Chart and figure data
╭──

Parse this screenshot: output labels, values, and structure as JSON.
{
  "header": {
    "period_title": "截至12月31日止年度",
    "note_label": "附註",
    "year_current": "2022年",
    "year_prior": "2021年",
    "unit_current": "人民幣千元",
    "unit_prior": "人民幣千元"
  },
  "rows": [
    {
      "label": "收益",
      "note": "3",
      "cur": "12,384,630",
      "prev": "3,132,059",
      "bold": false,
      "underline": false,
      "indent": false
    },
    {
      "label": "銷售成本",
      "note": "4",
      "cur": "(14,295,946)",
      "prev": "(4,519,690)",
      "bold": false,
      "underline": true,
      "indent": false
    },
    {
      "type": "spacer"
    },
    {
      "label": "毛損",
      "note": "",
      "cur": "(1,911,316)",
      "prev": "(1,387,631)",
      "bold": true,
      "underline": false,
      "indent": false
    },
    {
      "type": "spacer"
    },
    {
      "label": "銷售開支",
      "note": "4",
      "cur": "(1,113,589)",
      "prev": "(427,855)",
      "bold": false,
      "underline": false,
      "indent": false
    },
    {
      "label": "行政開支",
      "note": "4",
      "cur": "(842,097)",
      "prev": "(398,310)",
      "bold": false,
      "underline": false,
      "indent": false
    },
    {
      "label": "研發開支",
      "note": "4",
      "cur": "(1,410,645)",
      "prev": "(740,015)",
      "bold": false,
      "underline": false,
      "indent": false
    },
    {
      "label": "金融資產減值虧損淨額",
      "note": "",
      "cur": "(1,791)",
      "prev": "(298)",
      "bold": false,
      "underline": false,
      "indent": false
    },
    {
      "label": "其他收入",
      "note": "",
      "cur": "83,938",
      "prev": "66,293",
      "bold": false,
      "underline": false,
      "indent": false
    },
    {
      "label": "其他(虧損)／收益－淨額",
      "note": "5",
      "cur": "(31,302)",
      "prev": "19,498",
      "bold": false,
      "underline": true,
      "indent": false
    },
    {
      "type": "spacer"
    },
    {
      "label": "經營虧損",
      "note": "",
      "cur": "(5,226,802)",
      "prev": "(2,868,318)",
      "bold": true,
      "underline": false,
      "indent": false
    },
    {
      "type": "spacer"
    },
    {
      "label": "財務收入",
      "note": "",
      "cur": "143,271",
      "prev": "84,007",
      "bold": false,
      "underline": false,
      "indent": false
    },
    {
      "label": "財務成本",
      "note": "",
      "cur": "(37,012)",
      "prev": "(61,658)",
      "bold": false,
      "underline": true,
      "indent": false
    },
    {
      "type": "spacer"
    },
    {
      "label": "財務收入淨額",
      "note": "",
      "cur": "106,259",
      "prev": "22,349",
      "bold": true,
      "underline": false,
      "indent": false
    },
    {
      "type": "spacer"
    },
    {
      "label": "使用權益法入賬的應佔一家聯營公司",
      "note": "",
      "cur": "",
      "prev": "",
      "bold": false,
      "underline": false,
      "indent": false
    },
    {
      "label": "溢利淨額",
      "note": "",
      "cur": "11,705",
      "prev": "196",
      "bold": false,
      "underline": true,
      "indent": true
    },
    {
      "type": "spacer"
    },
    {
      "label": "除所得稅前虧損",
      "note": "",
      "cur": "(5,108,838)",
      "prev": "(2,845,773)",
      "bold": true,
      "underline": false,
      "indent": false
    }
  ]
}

╰──
╭──

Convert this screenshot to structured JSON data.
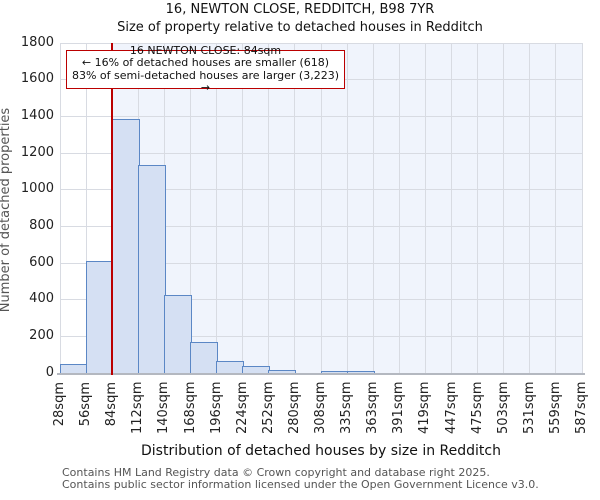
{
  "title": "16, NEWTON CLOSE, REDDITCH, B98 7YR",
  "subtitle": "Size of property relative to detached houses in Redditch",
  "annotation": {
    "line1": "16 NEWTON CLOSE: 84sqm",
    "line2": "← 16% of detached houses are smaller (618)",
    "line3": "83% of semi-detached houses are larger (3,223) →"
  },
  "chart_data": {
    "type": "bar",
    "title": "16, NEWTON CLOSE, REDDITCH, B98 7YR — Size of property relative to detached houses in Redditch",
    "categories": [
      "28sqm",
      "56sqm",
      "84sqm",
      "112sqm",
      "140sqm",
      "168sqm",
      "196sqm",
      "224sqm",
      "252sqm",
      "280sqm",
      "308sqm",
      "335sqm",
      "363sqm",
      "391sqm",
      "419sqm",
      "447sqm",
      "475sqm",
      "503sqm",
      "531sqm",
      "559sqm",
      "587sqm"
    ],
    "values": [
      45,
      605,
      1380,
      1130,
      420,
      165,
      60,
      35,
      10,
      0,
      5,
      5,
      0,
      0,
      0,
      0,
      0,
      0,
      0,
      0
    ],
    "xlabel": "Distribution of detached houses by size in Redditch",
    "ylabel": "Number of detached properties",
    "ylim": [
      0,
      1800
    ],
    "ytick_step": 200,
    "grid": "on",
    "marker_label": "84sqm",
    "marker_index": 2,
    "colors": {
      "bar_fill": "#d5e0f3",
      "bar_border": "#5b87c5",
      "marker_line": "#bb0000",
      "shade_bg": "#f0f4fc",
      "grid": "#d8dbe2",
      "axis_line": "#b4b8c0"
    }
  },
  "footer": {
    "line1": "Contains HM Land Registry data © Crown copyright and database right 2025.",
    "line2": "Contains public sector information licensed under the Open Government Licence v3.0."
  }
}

╰──
╭──

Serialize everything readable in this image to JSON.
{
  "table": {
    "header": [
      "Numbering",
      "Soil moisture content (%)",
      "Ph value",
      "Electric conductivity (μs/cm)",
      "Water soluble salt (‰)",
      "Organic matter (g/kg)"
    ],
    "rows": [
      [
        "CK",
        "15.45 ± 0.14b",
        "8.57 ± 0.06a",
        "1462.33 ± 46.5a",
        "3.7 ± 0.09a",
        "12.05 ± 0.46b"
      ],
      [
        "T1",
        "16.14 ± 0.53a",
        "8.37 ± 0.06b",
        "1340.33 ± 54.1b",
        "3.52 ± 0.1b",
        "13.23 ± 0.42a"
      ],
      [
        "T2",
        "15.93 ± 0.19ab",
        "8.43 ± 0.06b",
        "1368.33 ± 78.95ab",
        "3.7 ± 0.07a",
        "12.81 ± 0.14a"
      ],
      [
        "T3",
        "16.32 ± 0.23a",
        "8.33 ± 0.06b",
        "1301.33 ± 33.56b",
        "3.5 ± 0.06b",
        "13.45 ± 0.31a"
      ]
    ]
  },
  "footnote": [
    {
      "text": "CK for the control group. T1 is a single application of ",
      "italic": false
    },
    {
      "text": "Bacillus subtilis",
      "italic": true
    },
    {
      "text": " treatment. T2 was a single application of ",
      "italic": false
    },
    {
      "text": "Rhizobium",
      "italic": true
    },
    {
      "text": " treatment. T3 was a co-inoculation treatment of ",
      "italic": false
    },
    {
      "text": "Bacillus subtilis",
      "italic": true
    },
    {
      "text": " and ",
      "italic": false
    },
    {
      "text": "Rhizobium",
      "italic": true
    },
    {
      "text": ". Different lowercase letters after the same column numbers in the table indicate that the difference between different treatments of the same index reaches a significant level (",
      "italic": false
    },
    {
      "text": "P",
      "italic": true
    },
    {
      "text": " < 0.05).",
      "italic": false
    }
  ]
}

╰──

[SHORT PROBLEM] Filter the entries down to the lines with the word "Contains" in them.

[RESPONSE TO THIS EXERCISE]
    "line1": "Contains HM Land Registry data © Crown copyright and database right 2025.",
    "line2": "Contains public sector information licensed under the Open Government Licence v3.0."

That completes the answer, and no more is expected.